### ITEMS
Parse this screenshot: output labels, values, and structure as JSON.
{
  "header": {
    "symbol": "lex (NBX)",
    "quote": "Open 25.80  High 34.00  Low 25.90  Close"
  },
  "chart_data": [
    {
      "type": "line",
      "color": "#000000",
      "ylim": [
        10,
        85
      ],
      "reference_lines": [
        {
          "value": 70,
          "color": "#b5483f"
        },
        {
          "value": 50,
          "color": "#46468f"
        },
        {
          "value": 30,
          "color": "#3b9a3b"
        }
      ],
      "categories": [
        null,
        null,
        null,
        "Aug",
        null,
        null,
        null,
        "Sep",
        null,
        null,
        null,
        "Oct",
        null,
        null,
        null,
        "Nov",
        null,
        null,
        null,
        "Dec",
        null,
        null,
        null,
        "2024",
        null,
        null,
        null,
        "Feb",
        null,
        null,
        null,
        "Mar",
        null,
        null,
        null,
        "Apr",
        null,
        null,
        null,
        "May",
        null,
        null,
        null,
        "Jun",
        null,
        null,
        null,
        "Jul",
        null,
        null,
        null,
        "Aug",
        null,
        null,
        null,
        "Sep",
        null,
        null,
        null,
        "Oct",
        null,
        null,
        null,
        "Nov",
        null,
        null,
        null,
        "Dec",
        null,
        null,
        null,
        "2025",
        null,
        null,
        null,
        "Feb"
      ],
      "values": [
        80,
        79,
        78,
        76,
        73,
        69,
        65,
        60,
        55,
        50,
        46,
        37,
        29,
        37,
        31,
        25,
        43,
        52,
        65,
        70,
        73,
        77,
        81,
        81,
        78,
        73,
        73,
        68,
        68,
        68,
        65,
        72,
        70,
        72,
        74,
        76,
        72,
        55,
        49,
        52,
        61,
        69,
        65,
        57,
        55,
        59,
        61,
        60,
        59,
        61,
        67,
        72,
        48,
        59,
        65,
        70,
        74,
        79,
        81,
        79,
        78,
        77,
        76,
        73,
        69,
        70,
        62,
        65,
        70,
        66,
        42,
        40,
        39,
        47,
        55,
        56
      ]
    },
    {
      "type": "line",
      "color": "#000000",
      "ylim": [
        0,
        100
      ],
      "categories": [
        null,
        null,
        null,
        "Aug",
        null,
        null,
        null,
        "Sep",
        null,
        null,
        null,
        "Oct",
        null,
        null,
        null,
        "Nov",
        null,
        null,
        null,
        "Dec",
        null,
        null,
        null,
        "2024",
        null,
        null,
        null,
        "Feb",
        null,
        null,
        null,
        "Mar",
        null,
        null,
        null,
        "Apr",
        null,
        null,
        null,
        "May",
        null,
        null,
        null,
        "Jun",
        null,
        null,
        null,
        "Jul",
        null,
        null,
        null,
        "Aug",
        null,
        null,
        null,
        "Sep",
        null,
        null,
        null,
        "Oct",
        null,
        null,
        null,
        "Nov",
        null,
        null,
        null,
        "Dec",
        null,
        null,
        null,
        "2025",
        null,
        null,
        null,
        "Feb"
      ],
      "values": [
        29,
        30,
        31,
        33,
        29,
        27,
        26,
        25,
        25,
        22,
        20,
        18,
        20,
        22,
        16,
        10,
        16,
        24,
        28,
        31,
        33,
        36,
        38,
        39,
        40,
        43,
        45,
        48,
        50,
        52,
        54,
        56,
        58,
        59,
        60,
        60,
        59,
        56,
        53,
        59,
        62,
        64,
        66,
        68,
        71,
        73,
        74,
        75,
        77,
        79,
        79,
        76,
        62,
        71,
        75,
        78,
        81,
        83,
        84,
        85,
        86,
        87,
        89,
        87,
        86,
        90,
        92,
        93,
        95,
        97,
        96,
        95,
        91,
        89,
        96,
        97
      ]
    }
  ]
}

### GOAL
Extract the listing in its entirety and repeat it exactly.

### SOLUTION FOR THIS EXERCISE
Parse this screenshot: output labels, values, and structure as JSON.
{
  "header": {
    "symbol": "lex (NBX)",
    "quote": "Open 25.80  High 34.00  Low 25.90  Close"
  },
  "chart_data": [
    {
      "type": "line",
      "color": "#000000",
      "ylim": [
        10,
        85
      ],
      "reference_lines": [
        {
          "value": 70,
          "color": "#b5483f"
        },
        {
          "value": 50,
          "color": "#46468f"
        },
        {
          "value": 30,
          "color": "#3b9a3b"
        }
      ],
      "categories": [
        null,
        null,
        null,
        "Aug",
        null,
        null,
        null,
        "Sep",
        null,
        null,
        null,
        "Oct",
        null,
        null,
        null,
        "Nov",
        null,
        null,
        null,
        "Dec",
        null,
        null,
        null,
        "2024",
        null,
        null,
        null,
        "Feb",
        null,
        null,
        null,
        "Mar",
        null,
        null,
        null,
        "Apr",
        null,
        null,
        null,
        "May",
        null,
        null,
        null,
        "Jun",
        null,
        null,
        null,
        "Jul",
        null,
        null,
        null,
        "Aug",
        null,
        null,
        null,
        "Sep",
        null,
        null,
        null,
        "Oct",
        null,
        null,
        null,
        "Nov",
        null,
        null,
        null,
        "Dec",
        null,
        null,
        null,
        "2025",
        null,
        null,
        null,
        "Feb"
      ],
      "values": [
        80,
        79,
        78,
        76,
        73,
        69,
        65,
        60,
        55,
        50,
        46,
        37,
        29,
        37,
        31,
        25,
        43,
        52,
        65,
        70,
        73,
        77,
        81,
        81,
        78,
        73,
        73,
        68,
        68,
        68,
        65,
        72,
        70,
        72,
        74,
        76,
        72,
        55,
        49,
        52,
        61,
        69,
        65,
        57,
        55,
        59,
        61,
        60,
        59,
        61,
        67,
        72,
        48,
        59,
        65,
        70,
        74,
        79,
        81,
        79,
        78,
        77,
        76,
        73,
        69,
        70,
        62,
        65,
        70,
        66,
        42,
        40,
        39,
        47,
        55,
        56
      ]
    },
    {
      "type": "line",
      "color": "#000000",
      "ylim": [
        0,
        100
      ],
      "categories": [
        null,
        null,
        null,
        "Aug",
        null,
        null,
        null,
        "Sep",
        null,
        null,
        null,
        "Oct",
        null,
        null,
        null,
        "Nov",
        null,
        null,
        null,
        "Dec",
        null,
        null,
        null,
        "2024",
        null,
        null,
        null,
        "Feb",
        null,
        null,
        null,
        "Mar",
        null,
        null,
        null,
        "Apr",
        null,
        null,
        null,
        "May",
        null,
        null,
        null,
        "Jun",
        null,
        null,
        null,
        "Jul",
        null,
        null,
        null,
        "Aug",
        null,
        null,
        null,
        "Sep",
        null,
        null,
        null,
        "Oct",
        null,
        null,
        null,
        "Nov",
        null,
        null,
        null,
        "Dec",
        null,
        null,
        null,
        "2025",
        null,
        null,
        null,
        "Feb"
      ],
      "values": [
        29,
        30,
        31,
        33,
        29,
        27,
        26,
        25,
        25,
        22,
        20,
        18,
        20,
        22,
        16,
        10,
        16,
        24,
        28,
        31,
        33,
        36,
        38,
        39,
        40,
        43,
        45,
        48,
        50,
        52,
        54,
        56,
        58,
        59,
        60,
        60,
        59,
        56,
        53,
        59,
        62,
        64,
        66,
        68,
        71,
        73,
        74,
        75,
        77,
        79,
        79,
        76,
        62,
        71,
        75,
        78,
        81,
        83,
        84,
        85,
        86,
        87,
        89,
        87,
        86,
        90,
        92,
        93,
        95,
        97,
        96,
        95,
        91,
        89,
        96,
        97
      ]
    }
  ]
}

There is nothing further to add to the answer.